§ Written problem
Emit the data below verbatim, stripping out any pictures.

** BEGIN Records for processing **

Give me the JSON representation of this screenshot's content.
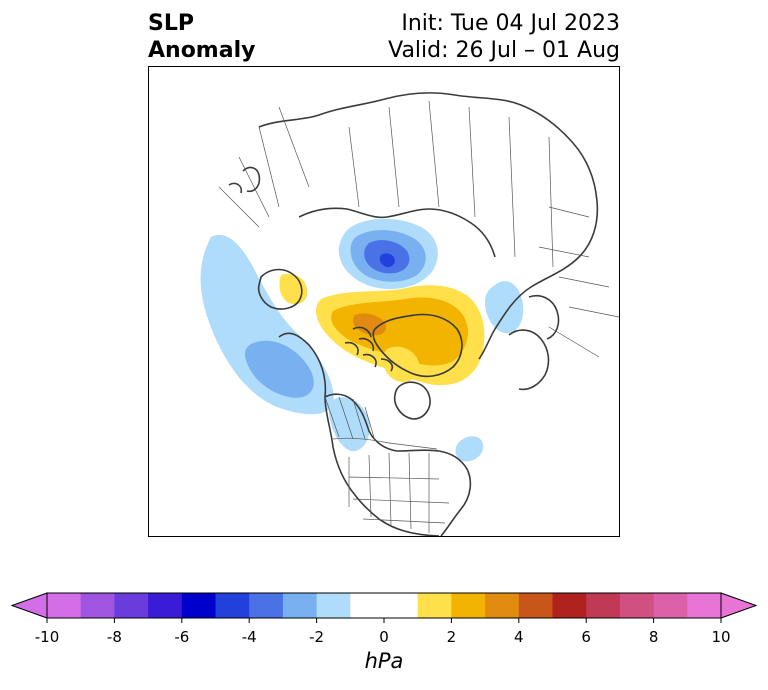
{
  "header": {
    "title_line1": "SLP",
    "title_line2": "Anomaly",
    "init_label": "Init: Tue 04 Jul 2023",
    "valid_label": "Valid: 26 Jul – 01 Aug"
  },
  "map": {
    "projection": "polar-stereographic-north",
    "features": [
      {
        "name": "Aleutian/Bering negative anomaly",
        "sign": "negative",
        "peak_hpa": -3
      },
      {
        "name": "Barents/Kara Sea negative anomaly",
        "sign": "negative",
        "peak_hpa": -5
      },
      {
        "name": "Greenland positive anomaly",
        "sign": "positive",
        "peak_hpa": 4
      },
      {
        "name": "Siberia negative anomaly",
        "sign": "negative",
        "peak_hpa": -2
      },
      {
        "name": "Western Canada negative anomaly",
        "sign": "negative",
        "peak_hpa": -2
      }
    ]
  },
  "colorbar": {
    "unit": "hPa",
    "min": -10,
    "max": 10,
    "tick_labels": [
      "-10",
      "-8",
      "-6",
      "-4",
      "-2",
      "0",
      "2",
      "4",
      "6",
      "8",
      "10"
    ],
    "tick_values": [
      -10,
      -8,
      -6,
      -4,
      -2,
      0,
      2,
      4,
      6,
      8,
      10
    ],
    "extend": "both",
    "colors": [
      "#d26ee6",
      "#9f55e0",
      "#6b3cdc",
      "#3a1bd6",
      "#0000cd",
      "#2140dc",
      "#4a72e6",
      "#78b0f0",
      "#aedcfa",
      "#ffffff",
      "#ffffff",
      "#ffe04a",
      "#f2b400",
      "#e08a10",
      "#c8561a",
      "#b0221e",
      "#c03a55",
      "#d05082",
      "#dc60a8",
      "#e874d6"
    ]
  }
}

** END Records for processing **

§ Task output
Give me the JSON representation of this screenshot's content.
{
  "header": {
    "title_line1": "SLP",
    "title_line2": "Anomaly",
    "init_label": "Init: Tue 04 Jul 2023",
    "valid_label": "Valid: 26 Jul – 01 Aug"
  },
  "map": {
    "projection": "polar-stereographic-north",
    "features": [
      {
        "name": "Aleutian/Bering negative anomaly",
        "sign": "negative",
        "peak_hpa": -3
      },
      {
        "name": "Barents/Kara Sea negative anomaly",
        "sign": "negative",
        "peak_hpa": -5
      },
      {
        "name": "Greenland positive anomaly",
        "sign": "positive",
        "peak_hpa": 4
      },
      {
        "name": "Siberia negative anomaly",
        "sign": "negative",
        "peak_hpa": -2
      },
      {
        "name": "Western Canada negative anomaly",
        "sign": "negative",
        "peak_hpa": -2
      }
    ]
  },
  "colorbar": {
    "unit": "hPa",
    "min": -10,
    "max": 10,
    "tick_labels": [
      "-10",
      "-8",
      "-6",
      "-4",
      "-2",
      "0",
      "2",
      "4",
      "6",
      "8",
      "10"
    ],
    "tick_values": [
      -10,
      -8,
      -6,
      -4,
      -2,
      0,
      2,
      4,
      6,
      8,
      10
    ],
    "extend": "both",
    "colors": [
      "#d26ee6",
      "#9f55e0",
      "#6b3cdc",
      "#3a1bd6",
      "#0000cd",
      "#2140dc",
      "#4a72e6",
      "#78b0f0",
      "#aedcfa",
      "#ffffff",
      "#ffffff",
      "#ffe04a",
      "#f2b400",
      "#e08a10",
      "#c8561a",
      "#b0221e",
      "#c03a55",
      "#d05082",
      "#dc60a8",
      "#e874d6"
    ]
  }
}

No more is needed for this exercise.